◆ What needs to be done: Every line that contains the word "this" should be copied.

◆ Provided entries:
┌────────

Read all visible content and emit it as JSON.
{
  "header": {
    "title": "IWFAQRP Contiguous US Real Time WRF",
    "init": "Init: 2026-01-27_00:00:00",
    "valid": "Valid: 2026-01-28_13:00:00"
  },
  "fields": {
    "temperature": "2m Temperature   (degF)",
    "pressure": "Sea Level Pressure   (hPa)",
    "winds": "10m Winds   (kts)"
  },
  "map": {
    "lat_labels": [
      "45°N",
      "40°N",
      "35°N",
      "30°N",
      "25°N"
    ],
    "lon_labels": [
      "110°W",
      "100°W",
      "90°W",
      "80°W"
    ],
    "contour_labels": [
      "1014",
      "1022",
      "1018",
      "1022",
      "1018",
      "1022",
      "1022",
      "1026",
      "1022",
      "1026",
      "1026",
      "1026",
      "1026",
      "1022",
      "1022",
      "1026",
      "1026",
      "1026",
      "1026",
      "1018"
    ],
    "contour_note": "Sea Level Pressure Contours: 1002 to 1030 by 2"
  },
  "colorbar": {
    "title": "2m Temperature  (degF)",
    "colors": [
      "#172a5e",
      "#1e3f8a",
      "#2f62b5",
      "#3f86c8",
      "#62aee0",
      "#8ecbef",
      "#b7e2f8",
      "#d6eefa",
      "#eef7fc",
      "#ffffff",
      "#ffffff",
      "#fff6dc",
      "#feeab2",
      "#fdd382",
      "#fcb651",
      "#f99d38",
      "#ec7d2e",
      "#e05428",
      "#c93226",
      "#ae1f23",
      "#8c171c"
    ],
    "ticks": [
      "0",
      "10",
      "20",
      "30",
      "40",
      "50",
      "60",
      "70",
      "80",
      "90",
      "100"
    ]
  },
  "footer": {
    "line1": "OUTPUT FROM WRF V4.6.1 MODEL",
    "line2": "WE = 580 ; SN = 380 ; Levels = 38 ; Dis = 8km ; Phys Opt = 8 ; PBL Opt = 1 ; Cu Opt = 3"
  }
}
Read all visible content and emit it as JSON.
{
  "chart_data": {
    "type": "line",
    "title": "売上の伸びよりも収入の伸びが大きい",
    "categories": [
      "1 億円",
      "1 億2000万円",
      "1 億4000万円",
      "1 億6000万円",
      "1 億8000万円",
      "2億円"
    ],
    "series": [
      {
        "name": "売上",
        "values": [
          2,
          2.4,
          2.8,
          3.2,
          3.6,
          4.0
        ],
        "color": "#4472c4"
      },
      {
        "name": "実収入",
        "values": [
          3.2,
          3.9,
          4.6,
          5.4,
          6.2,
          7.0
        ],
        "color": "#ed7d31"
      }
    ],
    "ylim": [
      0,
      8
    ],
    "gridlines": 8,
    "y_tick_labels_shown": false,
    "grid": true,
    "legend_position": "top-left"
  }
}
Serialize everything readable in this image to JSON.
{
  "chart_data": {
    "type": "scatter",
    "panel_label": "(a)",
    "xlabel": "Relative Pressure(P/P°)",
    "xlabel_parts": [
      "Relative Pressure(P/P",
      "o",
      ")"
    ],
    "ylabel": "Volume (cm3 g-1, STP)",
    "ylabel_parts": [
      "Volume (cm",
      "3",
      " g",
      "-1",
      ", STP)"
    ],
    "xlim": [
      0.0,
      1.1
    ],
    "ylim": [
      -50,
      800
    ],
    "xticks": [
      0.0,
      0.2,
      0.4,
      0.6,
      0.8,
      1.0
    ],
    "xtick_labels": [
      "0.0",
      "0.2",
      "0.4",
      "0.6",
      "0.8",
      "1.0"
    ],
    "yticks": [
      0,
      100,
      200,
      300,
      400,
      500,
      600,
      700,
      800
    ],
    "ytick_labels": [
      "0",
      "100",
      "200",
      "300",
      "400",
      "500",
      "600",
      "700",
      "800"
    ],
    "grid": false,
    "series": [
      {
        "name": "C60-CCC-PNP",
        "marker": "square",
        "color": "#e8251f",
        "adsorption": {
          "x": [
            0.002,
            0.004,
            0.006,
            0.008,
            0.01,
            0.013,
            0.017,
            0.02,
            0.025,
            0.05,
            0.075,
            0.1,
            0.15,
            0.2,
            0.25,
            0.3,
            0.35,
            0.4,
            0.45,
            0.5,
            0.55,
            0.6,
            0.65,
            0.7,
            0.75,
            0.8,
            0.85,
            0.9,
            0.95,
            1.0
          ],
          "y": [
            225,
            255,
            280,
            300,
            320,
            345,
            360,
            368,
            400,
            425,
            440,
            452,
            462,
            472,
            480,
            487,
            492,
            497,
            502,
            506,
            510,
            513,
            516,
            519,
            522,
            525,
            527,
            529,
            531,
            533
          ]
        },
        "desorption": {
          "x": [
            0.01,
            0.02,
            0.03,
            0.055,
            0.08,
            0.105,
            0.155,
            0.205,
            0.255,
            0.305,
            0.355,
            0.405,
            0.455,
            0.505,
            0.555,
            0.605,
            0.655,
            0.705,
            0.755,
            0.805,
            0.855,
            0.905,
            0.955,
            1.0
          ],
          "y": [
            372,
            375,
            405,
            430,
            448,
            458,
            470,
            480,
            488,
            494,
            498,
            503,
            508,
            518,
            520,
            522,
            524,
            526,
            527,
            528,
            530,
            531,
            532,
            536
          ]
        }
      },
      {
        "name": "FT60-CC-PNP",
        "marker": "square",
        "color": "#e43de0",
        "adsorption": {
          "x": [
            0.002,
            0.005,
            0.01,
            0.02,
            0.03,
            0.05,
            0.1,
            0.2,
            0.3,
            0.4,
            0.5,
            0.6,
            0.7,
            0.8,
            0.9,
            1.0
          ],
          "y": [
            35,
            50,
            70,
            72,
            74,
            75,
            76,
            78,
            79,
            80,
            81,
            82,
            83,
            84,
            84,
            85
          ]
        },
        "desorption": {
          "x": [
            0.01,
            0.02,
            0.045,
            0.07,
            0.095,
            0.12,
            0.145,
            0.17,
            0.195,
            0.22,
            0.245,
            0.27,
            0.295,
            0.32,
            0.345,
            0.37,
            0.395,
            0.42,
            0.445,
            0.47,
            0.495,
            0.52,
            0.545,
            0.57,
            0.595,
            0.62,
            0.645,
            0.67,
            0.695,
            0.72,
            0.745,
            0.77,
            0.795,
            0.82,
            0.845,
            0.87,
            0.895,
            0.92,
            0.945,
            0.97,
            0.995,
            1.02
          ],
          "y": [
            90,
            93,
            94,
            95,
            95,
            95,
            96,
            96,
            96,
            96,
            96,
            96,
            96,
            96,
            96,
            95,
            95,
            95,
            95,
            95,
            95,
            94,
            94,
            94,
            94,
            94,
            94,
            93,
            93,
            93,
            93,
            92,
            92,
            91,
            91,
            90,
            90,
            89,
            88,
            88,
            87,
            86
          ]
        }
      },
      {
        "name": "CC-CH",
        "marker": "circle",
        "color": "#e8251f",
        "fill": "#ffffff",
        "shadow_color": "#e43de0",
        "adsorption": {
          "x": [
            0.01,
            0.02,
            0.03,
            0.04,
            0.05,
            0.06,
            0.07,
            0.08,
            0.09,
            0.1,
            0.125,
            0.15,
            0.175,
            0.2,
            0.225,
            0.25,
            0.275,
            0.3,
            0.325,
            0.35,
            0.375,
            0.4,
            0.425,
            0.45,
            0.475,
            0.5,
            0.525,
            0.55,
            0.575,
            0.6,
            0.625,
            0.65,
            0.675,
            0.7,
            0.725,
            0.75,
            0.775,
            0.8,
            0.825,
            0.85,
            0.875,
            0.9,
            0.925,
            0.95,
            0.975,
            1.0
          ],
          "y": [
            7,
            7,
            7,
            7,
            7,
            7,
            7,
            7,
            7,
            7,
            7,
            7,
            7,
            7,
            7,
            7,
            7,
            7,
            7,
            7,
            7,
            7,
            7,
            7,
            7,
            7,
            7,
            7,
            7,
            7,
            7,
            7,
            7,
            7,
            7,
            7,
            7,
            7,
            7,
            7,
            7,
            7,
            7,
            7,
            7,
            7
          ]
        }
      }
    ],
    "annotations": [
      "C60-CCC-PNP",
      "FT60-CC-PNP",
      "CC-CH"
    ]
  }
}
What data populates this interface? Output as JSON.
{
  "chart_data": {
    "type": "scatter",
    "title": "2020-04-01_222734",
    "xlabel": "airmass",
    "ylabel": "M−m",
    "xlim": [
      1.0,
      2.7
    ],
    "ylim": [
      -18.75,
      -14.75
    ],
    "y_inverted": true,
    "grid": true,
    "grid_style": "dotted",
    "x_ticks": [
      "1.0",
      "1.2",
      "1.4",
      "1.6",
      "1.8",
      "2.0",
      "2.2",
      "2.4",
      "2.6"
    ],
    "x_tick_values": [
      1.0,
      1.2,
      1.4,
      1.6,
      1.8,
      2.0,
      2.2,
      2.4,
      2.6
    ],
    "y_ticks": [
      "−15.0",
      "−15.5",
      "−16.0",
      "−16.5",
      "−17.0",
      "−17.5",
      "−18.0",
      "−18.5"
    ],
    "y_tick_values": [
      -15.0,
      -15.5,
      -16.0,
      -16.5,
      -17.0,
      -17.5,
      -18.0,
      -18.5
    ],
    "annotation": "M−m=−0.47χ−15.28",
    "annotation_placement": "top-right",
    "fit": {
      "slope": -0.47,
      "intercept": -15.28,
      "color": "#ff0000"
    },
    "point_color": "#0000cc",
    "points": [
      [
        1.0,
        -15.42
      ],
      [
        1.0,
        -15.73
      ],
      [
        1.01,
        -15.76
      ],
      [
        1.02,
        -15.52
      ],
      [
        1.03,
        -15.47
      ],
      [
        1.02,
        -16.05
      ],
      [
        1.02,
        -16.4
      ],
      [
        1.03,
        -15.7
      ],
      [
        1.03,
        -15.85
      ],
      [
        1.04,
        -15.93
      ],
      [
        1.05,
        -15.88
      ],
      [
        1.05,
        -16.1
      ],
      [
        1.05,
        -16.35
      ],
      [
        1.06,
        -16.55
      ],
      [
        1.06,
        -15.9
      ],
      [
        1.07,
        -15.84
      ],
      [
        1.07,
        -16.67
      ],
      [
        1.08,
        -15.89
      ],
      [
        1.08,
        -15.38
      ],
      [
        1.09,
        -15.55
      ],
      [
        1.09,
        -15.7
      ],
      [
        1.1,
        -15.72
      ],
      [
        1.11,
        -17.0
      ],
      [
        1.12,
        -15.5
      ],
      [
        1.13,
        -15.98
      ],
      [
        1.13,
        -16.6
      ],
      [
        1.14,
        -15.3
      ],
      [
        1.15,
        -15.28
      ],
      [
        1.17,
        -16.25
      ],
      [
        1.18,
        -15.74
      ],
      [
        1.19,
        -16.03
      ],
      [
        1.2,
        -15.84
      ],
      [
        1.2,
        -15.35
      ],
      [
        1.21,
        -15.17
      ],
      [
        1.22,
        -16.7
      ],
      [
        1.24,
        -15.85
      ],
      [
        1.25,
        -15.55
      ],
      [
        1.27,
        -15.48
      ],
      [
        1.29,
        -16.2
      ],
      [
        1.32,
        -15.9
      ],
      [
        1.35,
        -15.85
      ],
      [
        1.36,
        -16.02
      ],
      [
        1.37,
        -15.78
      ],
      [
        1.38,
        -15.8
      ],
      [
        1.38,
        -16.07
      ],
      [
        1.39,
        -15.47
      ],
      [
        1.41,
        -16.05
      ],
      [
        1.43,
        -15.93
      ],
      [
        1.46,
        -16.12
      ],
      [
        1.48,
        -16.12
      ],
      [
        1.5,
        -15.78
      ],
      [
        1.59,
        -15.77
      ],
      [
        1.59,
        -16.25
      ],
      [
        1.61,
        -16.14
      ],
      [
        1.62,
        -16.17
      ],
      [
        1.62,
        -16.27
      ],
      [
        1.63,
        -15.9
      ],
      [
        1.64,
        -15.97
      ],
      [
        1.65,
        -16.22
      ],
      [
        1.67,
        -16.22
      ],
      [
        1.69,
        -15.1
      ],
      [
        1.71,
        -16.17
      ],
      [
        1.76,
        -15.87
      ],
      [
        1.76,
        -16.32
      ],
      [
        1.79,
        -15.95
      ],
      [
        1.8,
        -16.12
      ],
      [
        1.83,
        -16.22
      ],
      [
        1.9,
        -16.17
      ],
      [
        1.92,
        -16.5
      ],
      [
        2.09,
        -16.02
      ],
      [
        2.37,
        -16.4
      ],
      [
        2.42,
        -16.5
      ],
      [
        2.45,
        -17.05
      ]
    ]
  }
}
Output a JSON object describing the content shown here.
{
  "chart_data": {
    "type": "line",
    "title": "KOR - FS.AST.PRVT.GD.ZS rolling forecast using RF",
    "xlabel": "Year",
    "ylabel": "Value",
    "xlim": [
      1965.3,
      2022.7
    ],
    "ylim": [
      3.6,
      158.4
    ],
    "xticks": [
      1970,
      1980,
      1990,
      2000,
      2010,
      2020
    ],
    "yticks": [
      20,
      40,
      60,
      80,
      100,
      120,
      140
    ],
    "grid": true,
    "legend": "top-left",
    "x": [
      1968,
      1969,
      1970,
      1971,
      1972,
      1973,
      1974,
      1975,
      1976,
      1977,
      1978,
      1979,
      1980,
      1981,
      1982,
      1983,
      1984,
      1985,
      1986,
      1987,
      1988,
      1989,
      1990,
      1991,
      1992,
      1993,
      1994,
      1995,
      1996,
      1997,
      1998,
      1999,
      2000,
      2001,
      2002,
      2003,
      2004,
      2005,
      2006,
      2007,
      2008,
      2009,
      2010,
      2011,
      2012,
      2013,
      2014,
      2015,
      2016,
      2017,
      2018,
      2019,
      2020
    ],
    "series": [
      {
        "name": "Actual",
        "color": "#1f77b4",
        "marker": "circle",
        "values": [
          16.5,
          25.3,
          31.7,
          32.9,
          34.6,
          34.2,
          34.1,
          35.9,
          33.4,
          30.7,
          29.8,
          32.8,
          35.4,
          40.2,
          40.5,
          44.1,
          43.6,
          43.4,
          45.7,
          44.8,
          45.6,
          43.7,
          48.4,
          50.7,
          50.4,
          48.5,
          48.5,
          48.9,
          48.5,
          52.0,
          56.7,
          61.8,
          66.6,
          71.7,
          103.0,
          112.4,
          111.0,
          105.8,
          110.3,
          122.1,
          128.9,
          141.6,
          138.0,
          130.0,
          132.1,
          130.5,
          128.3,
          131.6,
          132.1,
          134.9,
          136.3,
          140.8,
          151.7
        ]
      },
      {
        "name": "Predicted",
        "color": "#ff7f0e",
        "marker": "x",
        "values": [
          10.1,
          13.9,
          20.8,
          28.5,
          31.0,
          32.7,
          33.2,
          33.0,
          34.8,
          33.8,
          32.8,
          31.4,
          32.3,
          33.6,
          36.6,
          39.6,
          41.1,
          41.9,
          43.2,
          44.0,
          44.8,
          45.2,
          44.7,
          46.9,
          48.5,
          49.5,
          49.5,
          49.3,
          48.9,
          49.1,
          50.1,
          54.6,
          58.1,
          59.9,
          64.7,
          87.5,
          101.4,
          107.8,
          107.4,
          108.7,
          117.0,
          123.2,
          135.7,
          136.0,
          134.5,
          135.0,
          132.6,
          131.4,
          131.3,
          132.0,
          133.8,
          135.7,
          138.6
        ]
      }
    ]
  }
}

└────────

◆ Result of the exercise:
Serialize everything readable in this image to JSON.
What data populates this interface? Output as JSON.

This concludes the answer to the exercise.